Quoted text –
Morris answered with a long, tortured explanation about when exactly he started to feel bad about what he was doing. “I changed my image of myself a long time ago,” he said.

By early 1982, Morris's moral gauge hit empty: he was not only corrupt but also desperate to conceal his corruption. Sometime in April, he was approached by two agents from the labor racketeering squad, Gerald Montanari and Leo Brunnick. They explained to Morris that they had begun to cultivate Brian Halloran, the Southie hoodlum, as a potential informant. The two agents had come to Morris to ask him what he thought of Halloran's suitability as a CI (confidential informant). In the course of this debriefing, Montanari and Brunnick also revealed to Morris that Halloran was claiming that he had been offered the contract to murder Roger Wheeler, owner of World Jai Lai, by Bulger and Flemmi, and that he had turned it down.

Mention of the Wheeler murder jangled Morris's nerves. Wheeler had been gunned down in Tulsa, and local and state police in Oklahoma had already traced a link to Boston. The investigator in charge—an aggressive Oklahoma state policeman named Mike Huff—had contacted Boston FBI with questions about Bulger, Flemmi, et al. As the FBI's liaison with the Oklahoma investigation, Morris had assigned John Connolly. It was Connolly's job to protect the FBI's prize informants.

In his conversation with the two agents, Morris was further alarmed to hear that it was their intention to wire up Brian Halloran and have him meet with John Callahan, the former president of World Jai Lai. Morris was aware that Callahan had quite possibly initiated the murder of Roger Wheeler. Any conversation between Halloran and Callahan, memorialized on a secret recording device, would be devastating to Bulger and Flemmi.

Entries shown –
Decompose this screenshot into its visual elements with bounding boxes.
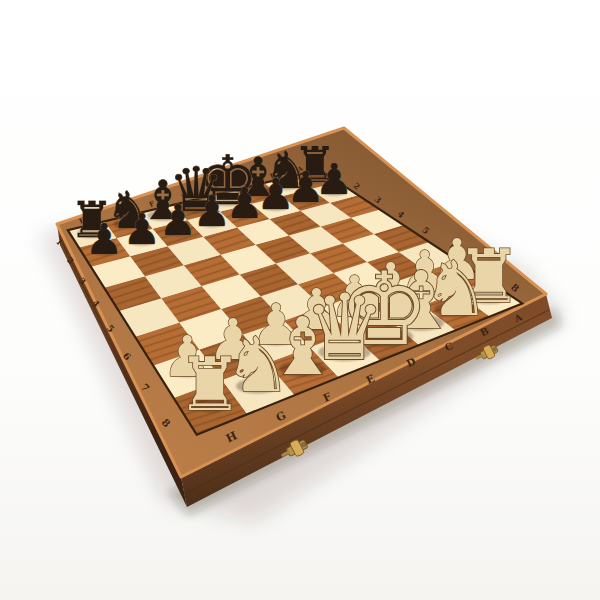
piece-black-pawn: ♟ bbox=[123, 204, 161, 254]
piece-black-pawn: ♟ bbox=[226, 178, 264, 228]
piece-black-pawn: ♟ bbox=[193, 186, 231, 236]
piece-white-rook: ♜ bbox=[177, 342, 243, 427]
piece-black-pawn: ♟ bbox=[159, 195, 197, 245]
piece-black-pawn: ♟ bbox=[85, 214, 123, 264]
chess-set-photo: HGFEDCBAHGFEDCBA8765432187654321♜♞♟♝♟♚♟♛… bbox=[0, 0, 600, 600]
chessboard-scene: HGFEDCBAHGFEDCBA8765432187654321♜♞♟♝♟♚♟♛… bbox=[0, 0, 600, 600]
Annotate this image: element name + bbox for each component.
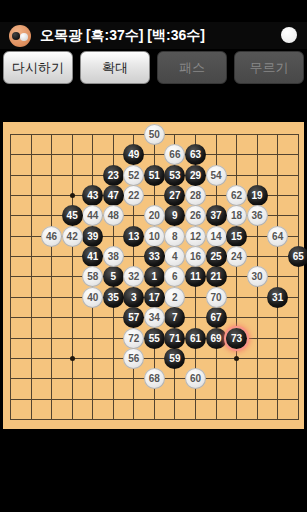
white-stone-4: 4 [164, 246, 185, 267]
black-stone-23: 23 [103, 165, 124, 186]
white-stone-70: 70 [206, 287, 227, 308]
zoom-button[interactable]: 확대 [80, 51, 150, 84]
black-stone-1: 1 [144, 266, 165, 287]
white-stone-28: 28 [185, 185, 206, 206]
white-stone-10: 10 [144, 226, 165, 247]
white-stone-12: 12 [185, 226, 206, 247]
white-stone-50: 50 [144, 124, 165, 145]
black-stone-65: 65 [288, 246, 307, 267]
black-stone-icon [12, 32, 20, 40]
black-stone-11: 11 [185, 266, 206, 287]
page-title: 오목광 [흑:37수] [백:36수] [40, 27, 205, 45]
white-stone-38: 38 [103, 246, 124, 267]
black-stone-7: 7 [164, 307, 185, 328]
white-stone-58: 58 [82, 266, 103, 287]
black-stone-9: 9 [164, 205, 185, 226]
white-stone-54: 54 [206, 165, 227, 186]
title-bar: 오목광 [흑:37수] [백:36수] [0, 22, 307, 49]
white-stone-66: 66 [164, 144, 185, 165]
white-stone-16: 16 [185, 246, 206, 267]
black-stone-17: 17 [144, 287, 165, 308]
black-stone-33: 33 [144, 246, 165, 267]
white-stone-52: 52 [123, 165, 144, 186]
black-stone-19: 19 [247, 185, 268, 206]
grid-line-v [277, 134, 278, 420]
status-bar [0, 0, 307, 22]
black-stone-45: 45 [62, 205, 83, 226]
black-stone-59: 59 [164, 348, 185, 369]
grid-line-v [31, 134, 32, 420]
white-stone-22: 22 [123, 185, 144, 206]
white-stone-34: 34 [144, 307, 165, 328]
black-stone-61: 61 [185, 328, 206, 349]
white-stone-18: 18 [226, 205, 247, 226]
black-stone-3: 3 [123, 287, 144, 308]
grid-line-v [72, 134, 73, 420]
white-stone-60: 60 [185, 368, 206, 389]
white-stone-42: 42 [62, 226, 83, 247]
white-stone-48: 48 [103, 205, 124, 226]
white-stone-32: 32 [123, 266, 144, 287]
black-stone-41: 41 [82, 246, 103, 267]
black-stone-39: 39 [82, 226, 103, 247]
black-stone-71: 71 [164, 328, 185, 349]
white-stone-14: 14 [206, 226, 227, 247]
black-stone-63: 63 [185, 144, 206, 165]
pass-button[interactable]: 패스 [157, 51, 227, 84]
black-stone-49: 49 [123, 144, 144, 165]
black-stone-47: 47 [103, 185, 124, 206]
app-screen: 오목광 [흑:37수] [백:36수] 다시하기 확대 패스 무르기 12345… [0, 0, 307, 512]
black-stone-37: 37 [206, 205, 227, 226]
star-point [70, 356, 75, 361]
black-stone-57: 57 [123, 307, 144, 328]
black-stone-55: 55 [144, 328, 165, 349]
white-stone-56: 56 [123, 348, 144, 369]
app-icon [9, 25, 31, 47]
white-stone-68: 68 [144, 368, 165, 389]
black-stone-43: 43 [82, 185, 103, 206]
white-stone-72: 72 [123, 328, 144, 349]
black-stone-13: 13 [123, 226, 144, 247]
black-stone-67: 67 [206, 307, 227, 328]
white-stone-44: 44 [82, 205, 103, 226]
white-stone-20: 20 [144, 205, 165, 226]
white-stone-64: 64 [267, 226, 288, 247]
black-stone-51: 51 [144, 165, 165, 186]
black-stone-25: 25 [206, 246, 227, 267]
black-stone-15: 15 [226, 226, 247, 247]
white-stone-26: 26 [185, 205, 206, 226]
grid-line-v [298, 134, 299, 420]
white-stone-6: 6 [164, 266, 185, 287]
white-stone-40: 40 [82, 287, 103, 308]
undo-button[interactable]: 무르기 [234, 51, 304, 84]
black-stone-73: 73 [226, 328, 247, 349]
grid-line-v [236, 134, 237, 420]
black-stone-27: 27 [164, 185, 185, 206]
black-stone-35: 35 [103, 287, 124, 308]
black-stone-29: 29 [185, 165, 206, 186]
star-point [234, 356, 239, 361]
black-stone-5: 5 [103, 266, 124, 287]
restart-button[interactable]: 다시하기 [3, 51, 73, 84]
star-point [70, 193, 75, 198]
turn-indicator-white-stone-icon [281, 27, 297, 43]
white-stone-24: 24 [226, 246, 247, 267]
black-stone-31: 31 [267, 287, 288, 308]
grid-line-v [10, 134, 11, 420]
white-stone-30: 30 [247, 266, 268, 287]
white-stone-62: 62 [226, 185, 247, 206]
grid-line-v [51, 134, 52, 420]
white-stone-46: 46 [41, 226, 62, 247]
game-board[interactable]: 1234567891011121314151617181920212223242… [3, 122, 304, 429]
white-stone-2: 2 [164, 287, 185, 308]
white-stone-36: 36 [247, 205, 268, 226]
white-stone-icon [20, 33, 28, 41]
black-stone-21: 21 [206, 266, 227, 287]
toolbar: 다시하기 확대 패스 무르기 [0, 51, 307, 84]
white-stone-8: 8 [164, 226, 185, 247]
black-stone-69: 69 [206, 328, 227, 349]
black-stone-53: 53 [164, 165, 185, 186]
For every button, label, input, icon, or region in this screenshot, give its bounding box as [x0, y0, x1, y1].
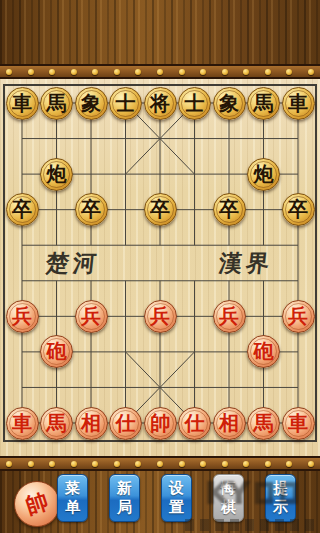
new-game-button-label: 新局 [117, 479, 132, 517]
stud-dot [92, 461, 98, 467]
stud-dot [265, 69, 271, 75]
menu-button-label: 菜单 [65, 479, 80, 517]
settings-button[interactable]: 设置 [161, 474, 192, 522]
stud-dot [71, 461, 77, 467]
hint-button[interactable]: 提示 [265, 474, 296, 522]
bottom-toolbar: 帥 菜单新局设置悔棋提示 [0, 471, 320, 533]
piece-black-象-c6r0[interactable]: 象 [213, 87, 246, 120]
piece-black-卒-c4r3[interactable]: 卒 [144, 193, 177, 226]
piece-red-砲-c1r7[interactable]: 砲 [40, 335, 73, 368]
stud-dot [135, 69, 141, 75]
stud-dot [114, 461, 120, 467]
xiangqi-board[interactable]: 楚河 漢界 車馬象士将士象馬車炮炮卒卒卒卒卒兵兵兵兵兵砲砲車馬相仕帥仕相馬車 [0, 79, 320, 456]
stud-dot [286, 69, 292, 75]
stud-strip-top [0, 64, 320, 79]
piece-red-馬-c1r9[interactable]: 馬 [40, 407, 73, 440]
stud-dot [157, 69, 163, 75]
stud-dot [222, 69, 228, 75]
piece-red-兵-c2r6[interactable]: 兵 [75, 300, 108, 333]
turn-indicator-glyph: 帥 [22, 486, 52, 521]
settings-button-label: 设置 [169, 479, 184, 517]
undo-button-label: 悔棋 [221, 479, 236, 517]
pieces-layer: 車馬象士将士象馬車炮炮卒卒卒卒卒兵兵兵兵兵砲砲車馬相仕帥仕相馬車 [0, 79, 320, 456]
menu-button[interactable]: 菜单 [57, 474, 88, 522]
stud-dot [6, 461, 12, 467]
stud-dot [49, 461, 55, 467]
stud-dot [179, 69, 185, 75]
piece-black-卒-c6r3[interactable]: 卒 [213, 193, 246, 226]
stud-dot [28, 69, 34, 75]
undo-button[interactable]: 悔棋 [213, 474, 244, 522]
stud-dot [179, 461, 185, 467]
piece-red-砲-c7r7[interactable]: 砲 [247, 335, 280, 368]
hint-button-label: 提示 [273, 479, 288, 517]
piece-black-炮-c1r2[interactable]: 炮 [40, 158, 73, 191]
piece-red-兵-c0r6[interactable]: 兵 [6, 300, 39, 333]
piece-red-兵-c8r6[interactable]: 兵 [282, 300, 315, 333]
stud-dot [308, 69, 314, 75]
piece-black-卒-c8r3[interactable]: 卒 [282, 193, 315, 226]
stud-dot [92, 69, 98, 75]
button-row: 菜单新局设置悔棋提示 [57, 474, 297, 522]
piece-red-相-c6r9[interactable]: 相 [213, 407, 246, 440]
piece-red-仕-c3r9[interactable]: 仕 [109, 407, 142, 440]
piece-red-馬-c7r9[interactable]: 馬 [247, 407, 280, 440]
stud-dot [135, 461, 141, 467]
stud-dot [157, 461, 163, 467]
stud-dot [265, 461, 271, 467]
stud-dot [49, 69, 55, 75]
piece-black-馬-c7r0[interactable]: 馬 [247, 87, 280, 120]
piece-black-将-c4r0[interactable]: 将 [144, 87, 177, 120]
piece-black-車-c0r0[interactable]: 車 [6, 87, 39, 120]
new-game-button[interactable]: 新局 [109, 474, 140, 522]
stud-dot [243, 461, 249, 467]
stud-dot [286, 461, 292, 467]
stud-dot [71, 69, 77, 75]
top-wood-frame [0, 0, 320, 64]
stud-dot [114, 69, 120, 75]
piece-red-相-c2r9[interactable]: 相 [75, 407, 108, 440]
piece-black-卒-c0r3[interactable]: 卒 [6, 193, 39, 226]
piece-red-仕-c5r9[interactable]: 仕 [178, 407, 211, 440]
piece-black-卒-c2r3[interactable]: 卒 [75, 193, 108, 226]
stud-dot [28, 461, 34, 467]
piece-red-兵-c6r6[interactable]: 兵 [213, 300, 246, 333]
turn-indicator-piece: 帥 [14, 481, 60, 527]
piece-red-兵-c4r6[interactable]: 兵 [144, 300, 177, 333]
stud-dot [243, 69, 249, 75]
piece-black-馬-c1r0[interactable]: 馬 [40, 87, 73, 120]
piece-black-象-c2r0[interactable]: 象 [75, 87, 108, 120]
xiangqi-app: 楚河 漢界 車馬象士将士象馬車炮炮卒卒卒卒卒兵兵兵兵兵砲砲車馬相仕帥仕相馬車 帥… [0, 0, 320, 533]
piece-black-士-c5r0[interactable]: 士 [178, 87, 211, 120]
stud-strip-bottom [0, 456, 320, 471]
piece-black-士-c3r0[interactable]: 士 [109, 87, 142, 120]
stud-dot [6, 69, 12, 75]
stud-dot [308, 461, 314, 467]
stud-dot [200, 461, 206, 467]
piece-black-車-c8r0[interactable]: 車 [282, 87, 315, 120]
piece-red-帥-c4r9[interactable]: 帥 [144, 407, 177, 440]
stud-dot [222, 461, 228, 467]
stud-dot [200, 69, 206, 75]
piece-black-炮-c7r2[interactable]: 炮 [247, 158, 280, 191]
piece-red-車-c0r9[interactable]: 車 [6, 407, 39, 440]
piece-red-車-c8r9[interactable]: 車 [282, 407, 315, 440]
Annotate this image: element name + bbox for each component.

Tasks to complete –
**A)** Answer these questions from the passage on Morris and the Wheeler murder, marking each answer like its question:
(i) Which two agents from the labor racketeering squad approached Morris in April?
(ii) Whom did Morris assign as the FBI's liaison with the Oklahoma investigation?
(iii) Whom did the agents plan to have Brian Halloran meet while wearing a wire?
**B)** Extend the passage on Morris and the Wheeler murder, picking up after its final sentence.

Answers provided –
**A)**
(i) Gerald Montanari and Leo Brunnick.
(ii) John Connolly.
(iii) John Callahan, the former president of World Jai Lai.

**B)**
Not long after his conversation with Montanari and Brunnick, Morris was in his office when John Connolly entered. Connolly had been away from the office taking a master's course in public administration at Harvard University. Although Morris's conversation with Montanari and Brunnick had been confidential, Morris blurted out “spontaneously” to Connolly that
Halloran was being cultivated as a CI. Morris noted that Halloran was spilling the beans about the Wheeler murder and would imminently be used to gather potentially devastating evidence against Bulger and Flemmi via a wired-up conversation with Callahan.

Special Agent Connolly didn't need to be told more than once; he got the message. Within a matter of days, Connolly went directly to Bulger and told him that he had a potential problem he needed to take care of: Brian Halloran.

On the witness stand, Morris looked stricken. The deviousness of his former self was an unpleasant memory, like looking in the mirror and seeing something ugly, not the person you perceive yourself to be. Morris squirmed in his seat. He had testified in court about these facts many times over the last sixteen years, but that didn't make it any easier. Of all his many crimes, this may have been one that Morris, a Catholic, knew could result in the eternal damnation of his soul.

Asked Hank Brennan, “After you told Mr. Connolly about Mr. Halloran, you had another conversation with him, didn't you?”

Morris spoke quietly now, his voice barely a whisper. “Yes. He came back to me.”

“And during that conversation, you inferred that he had told members of organized crime about your little secret.”

“I inferred from what he told me that he had talked to them. Whether they had the information already or whether he told them, I don't know, but he, obviously, had been in contact with them.”

Four weeks later—on May 11, 1982—Morris came in to work at the federal building one day and learned that Brian Halloran had been gunned down on the Boston waterfront, along with Michael Donahue, an innocent victim who had been giving Halloran a ride home.

Morris knew that he had provided information to Connolly that had likely led to the murders of Halloran and Donahue.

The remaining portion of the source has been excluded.